* [DATA EXTRACT]:
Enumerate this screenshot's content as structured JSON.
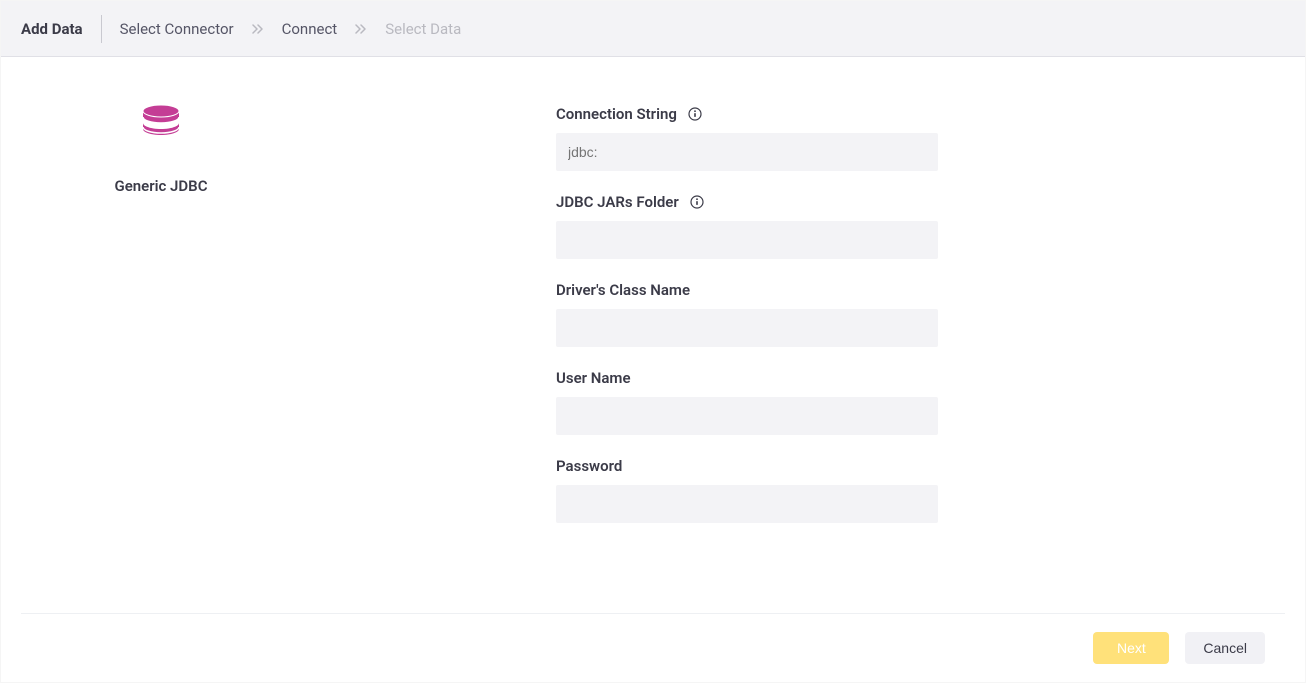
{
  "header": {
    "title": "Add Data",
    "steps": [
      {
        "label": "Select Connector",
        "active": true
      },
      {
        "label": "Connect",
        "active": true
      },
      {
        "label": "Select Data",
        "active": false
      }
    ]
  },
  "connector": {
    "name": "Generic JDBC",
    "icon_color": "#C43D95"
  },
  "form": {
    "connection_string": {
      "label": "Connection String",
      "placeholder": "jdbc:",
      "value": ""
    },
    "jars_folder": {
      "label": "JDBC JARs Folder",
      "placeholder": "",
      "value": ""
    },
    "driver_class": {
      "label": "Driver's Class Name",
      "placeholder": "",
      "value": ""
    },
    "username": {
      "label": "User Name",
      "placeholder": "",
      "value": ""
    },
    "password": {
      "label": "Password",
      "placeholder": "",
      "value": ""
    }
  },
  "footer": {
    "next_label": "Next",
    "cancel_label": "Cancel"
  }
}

...

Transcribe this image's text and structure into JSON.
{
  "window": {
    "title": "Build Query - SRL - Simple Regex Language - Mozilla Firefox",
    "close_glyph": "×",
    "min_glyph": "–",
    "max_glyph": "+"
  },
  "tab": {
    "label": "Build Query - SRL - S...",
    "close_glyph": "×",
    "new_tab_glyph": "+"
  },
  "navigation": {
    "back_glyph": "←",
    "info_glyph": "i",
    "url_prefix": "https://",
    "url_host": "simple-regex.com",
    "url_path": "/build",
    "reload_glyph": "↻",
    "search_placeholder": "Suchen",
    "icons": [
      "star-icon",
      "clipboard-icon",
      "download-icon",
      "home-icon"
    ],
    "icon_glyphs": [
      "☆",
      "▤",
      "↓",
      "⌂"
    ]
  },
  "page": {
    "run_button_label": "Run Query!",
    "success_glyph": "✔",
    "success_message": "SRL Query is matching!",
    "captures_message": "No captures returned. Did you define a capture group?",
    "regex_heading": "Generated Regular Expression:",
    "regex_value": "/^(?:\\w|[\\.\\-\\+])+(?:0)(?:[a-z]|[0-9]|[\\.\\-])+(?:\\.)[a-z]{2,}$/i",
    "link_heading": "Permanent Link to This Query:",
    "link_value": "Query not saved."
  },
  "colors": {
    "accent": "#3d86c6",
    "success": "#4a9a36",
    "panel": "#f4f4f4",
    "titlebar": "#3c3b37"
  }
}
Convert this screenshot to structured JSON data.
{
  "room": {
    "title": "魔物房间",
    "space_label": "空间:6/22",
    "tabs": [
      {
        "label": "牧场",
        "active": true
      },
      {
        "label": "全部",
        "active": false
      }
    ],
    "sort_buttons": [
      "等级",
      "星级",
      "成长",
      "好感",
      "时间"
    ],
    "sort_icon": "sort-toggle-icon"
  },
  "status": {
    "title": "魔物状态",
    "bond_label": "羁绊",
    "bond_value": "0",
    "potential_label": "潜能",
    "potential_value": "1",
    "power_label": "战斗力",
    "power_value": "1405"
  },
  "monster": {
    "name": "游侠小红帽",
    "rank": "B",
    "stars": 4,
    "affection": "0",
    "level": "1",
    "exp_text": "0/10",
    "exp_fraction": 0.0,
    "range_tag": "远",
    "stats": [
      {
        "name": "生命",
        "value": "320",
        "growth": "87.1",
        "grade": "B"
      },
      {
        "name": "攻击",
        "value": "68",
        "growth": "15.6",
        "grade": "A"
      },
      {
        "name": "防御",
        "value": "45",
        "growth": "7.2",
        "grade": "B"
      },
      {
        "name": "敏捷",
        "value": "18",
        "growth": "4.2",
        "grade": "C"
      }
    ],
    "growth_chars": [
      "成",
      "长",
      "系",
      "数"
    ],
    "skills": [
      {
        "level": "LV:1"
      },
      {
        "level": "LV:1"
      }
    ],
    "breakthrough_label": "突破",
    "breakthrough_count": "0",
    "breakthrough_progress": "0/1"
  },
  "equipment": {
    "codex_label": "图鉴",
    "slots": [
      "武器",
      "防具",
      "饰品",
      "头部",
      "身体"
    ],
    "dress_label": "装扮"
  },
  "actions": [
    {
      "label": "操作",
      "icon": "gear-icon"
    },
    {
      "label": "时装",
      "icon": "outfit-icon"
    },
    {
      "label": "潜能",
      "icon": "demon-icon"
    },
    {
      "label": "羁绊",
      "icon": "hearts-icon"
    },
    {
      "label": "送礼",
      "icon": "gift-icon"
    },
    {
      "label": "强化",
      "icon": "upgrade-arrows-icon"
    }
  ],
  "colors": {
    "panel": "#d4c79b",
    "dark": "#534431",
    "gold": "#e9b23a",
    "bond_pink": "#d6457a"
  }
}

* [EXERCISE AIM]:
From the listing above, collect each line in which the string "JSON" appears.

* [COMPLETED TASK]:
Enumerate this screenshot's content as structured JSON.
Transcribe this image's text and structure into JSON.
Convert this screenshot to structured JSON data.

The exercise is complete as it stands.